» LISTING
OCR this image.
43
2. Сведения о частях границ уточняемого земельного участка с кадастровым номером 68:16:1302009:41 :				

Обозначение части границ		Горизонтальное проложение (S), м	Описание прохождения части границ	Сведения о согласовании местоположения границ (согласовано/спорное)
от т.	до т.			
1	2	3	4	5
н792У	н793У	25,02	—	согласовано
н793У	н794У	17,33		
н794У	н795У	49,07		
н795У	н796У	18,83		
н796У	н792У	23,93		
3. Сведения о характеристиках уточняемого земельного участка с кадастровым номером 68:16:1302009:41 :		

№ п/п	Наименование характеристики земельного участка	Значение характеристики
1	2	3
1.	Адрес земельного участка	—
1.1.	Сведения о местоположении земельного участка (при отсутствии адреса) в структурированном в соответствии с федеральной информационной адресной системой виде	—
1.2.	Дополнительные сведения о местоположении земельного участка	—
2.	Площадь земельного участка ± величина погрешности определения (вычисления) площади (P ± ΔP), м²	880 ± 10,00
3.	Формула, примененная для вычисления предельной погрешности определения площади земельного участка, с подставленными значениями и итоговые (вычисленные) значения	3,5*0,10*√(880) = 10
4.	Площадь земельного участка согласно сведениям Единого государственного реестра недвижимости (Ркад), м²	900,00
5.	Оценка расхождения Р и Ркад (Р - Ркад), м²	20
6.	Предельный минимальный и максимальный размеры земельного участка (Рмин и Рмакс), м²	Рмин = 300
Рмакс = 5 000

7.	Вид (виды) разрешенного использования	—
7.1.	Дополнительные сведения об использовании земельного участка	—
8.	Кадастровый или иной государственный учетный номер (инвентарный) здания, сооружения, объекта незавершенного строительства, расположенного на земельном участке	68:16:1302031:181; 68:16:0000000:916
==
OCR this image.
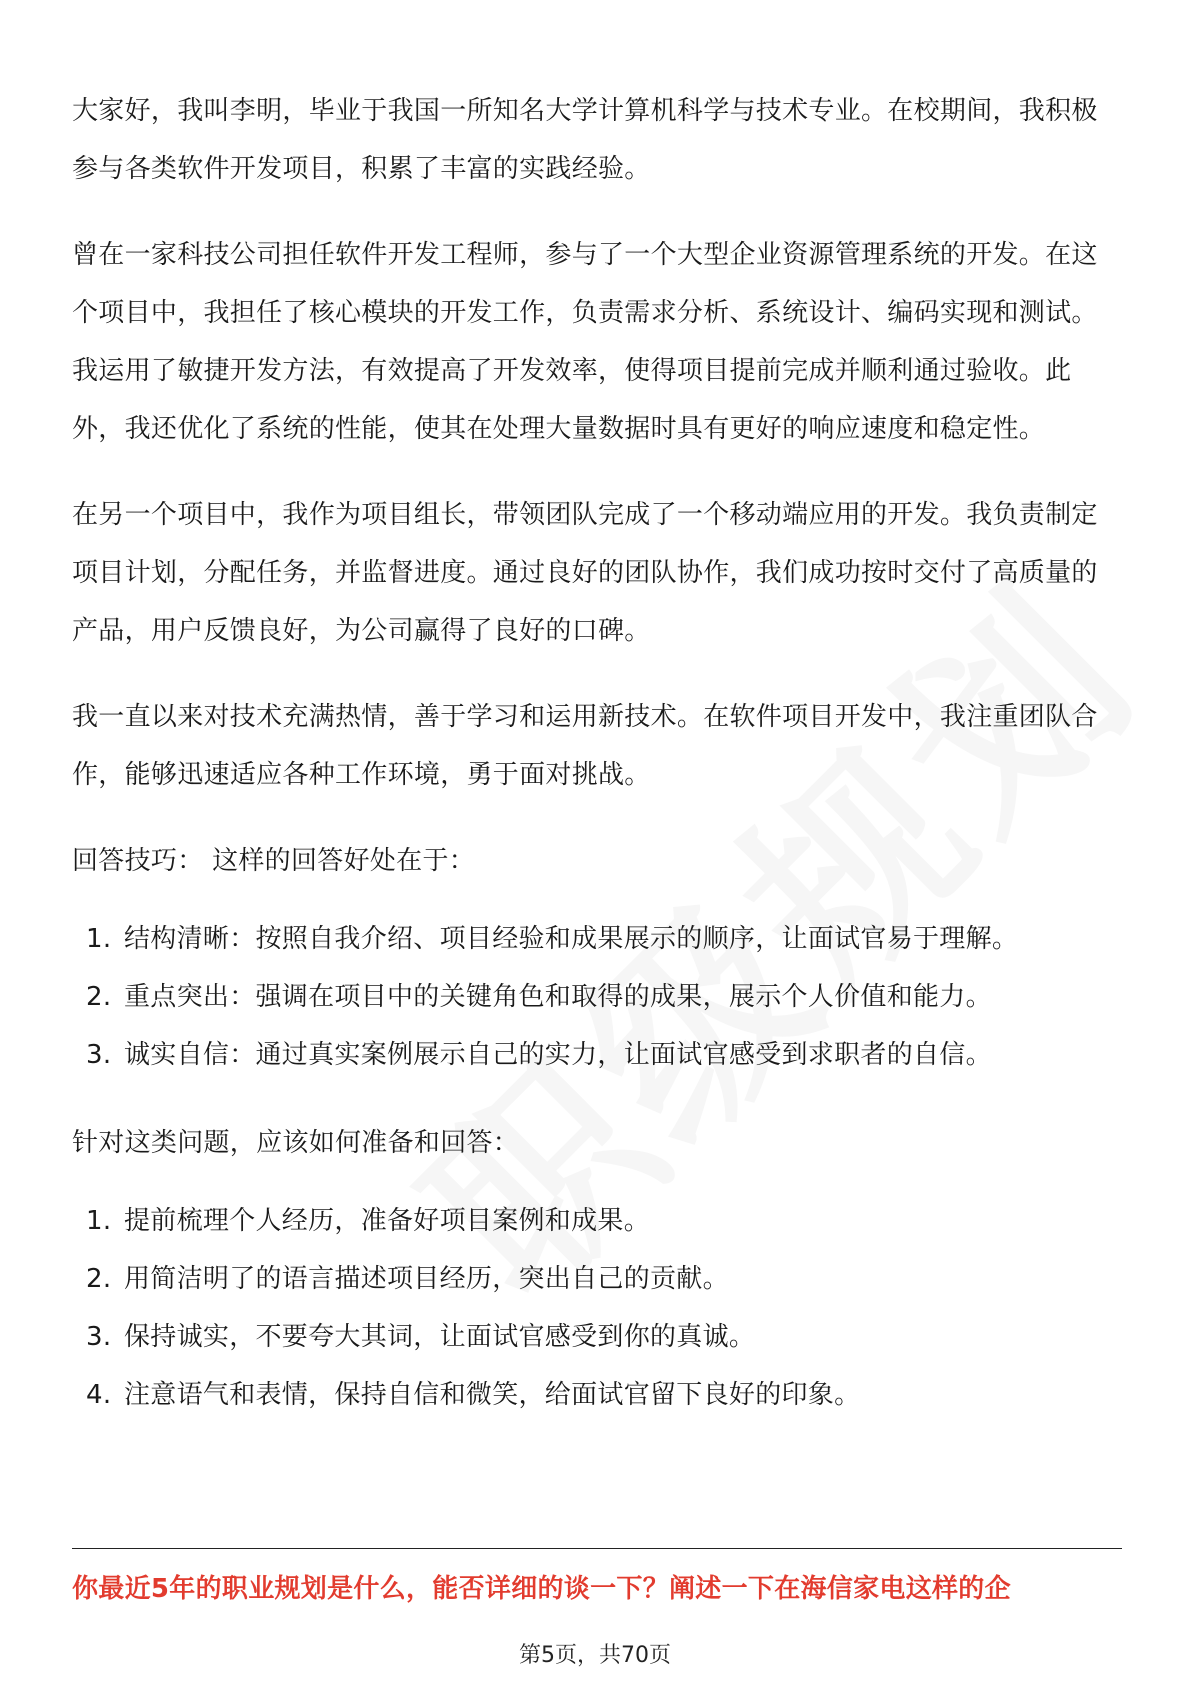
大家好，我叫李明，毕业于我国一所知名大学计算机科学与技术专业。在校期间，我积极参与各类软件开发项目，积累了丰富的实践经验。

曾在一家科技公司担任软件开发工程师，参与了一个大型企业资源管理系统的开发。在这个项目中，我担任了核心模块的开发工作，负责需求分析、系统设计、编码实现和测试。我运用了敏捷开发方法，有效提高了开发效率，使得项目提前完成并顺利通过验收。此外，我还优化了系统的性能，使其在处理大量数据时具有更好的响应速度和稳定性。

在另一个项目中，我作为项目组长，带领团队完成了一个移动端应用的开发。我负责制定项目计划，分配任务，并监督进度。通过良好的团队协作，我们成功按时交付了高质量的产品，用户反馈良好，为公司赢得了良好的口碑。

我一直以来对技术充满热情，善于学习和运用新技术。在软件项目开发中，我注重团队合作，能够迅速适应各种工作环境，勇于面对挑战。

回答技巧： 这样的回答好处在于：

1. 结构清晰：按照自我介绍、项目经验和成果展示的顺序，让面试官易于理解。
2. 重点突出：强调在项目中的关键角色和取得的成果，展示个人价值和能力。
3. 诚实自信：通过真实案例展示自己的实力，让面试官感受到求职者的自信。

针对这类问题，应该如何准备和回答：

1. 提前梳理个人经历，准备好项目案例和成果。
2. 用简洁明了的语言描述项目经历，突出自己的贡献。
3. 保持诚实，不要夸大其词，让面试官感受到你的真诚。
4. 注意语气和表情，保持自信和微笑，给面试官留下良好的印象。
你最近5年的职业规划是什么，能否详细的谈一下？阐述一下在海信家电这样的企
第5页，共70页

» SET TASK
Copy each line above that contains the word "местоположении".

» EXERCISE RESPONSE
1.1.	Сведения о местоположении земельного участка (при отсутствии адреса) в структурированном в соответствии с федеральной информационной адресной системой виде	—
1.2.	Дополнительные сведения о местоположении земельного участка	—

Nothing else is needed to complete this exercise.